Request:
Gather every line that includes the word "text", please.

Data in this exercise:
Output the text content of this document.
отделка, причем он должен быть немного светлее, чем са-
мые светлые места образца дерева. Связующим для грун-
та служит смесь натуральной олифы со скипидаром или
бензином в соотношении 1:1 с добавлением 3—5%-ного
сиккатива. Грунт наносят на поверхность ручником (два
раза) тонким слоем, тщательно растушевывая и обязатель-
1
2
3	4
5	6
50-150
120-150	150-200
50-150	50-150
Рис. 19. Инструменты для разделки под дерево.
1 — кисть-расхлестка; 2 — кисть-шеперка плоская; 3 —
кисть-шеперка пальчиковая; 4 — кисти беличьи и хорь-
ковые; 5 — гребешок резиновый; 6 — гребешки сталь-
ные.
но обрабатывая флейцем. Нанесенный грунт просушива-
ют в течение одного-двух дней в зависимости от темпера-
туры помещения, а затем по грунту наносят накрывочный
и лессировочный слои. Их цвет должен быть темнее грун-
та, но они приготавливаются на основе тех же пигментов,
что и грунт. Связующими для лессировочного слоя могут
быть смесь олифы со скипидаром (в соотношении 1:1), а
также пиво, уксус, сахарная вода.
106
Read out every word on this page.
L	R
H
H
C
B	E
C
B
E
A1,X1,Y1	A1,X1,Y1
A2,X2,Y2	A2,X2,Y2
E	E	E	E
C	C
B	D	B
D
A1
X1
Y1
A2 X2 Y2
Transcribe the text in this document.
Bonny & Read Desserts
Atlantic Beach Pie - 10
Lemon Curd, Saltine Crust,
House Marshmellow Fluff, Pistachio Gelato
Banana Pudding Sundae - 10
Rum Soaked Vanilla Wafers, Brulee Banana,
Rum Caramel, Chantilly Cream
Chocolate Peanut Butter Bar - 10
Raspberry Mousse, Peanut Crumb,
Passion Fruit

Right answer:
Output the text content of this document.
Transcribe the text in this document.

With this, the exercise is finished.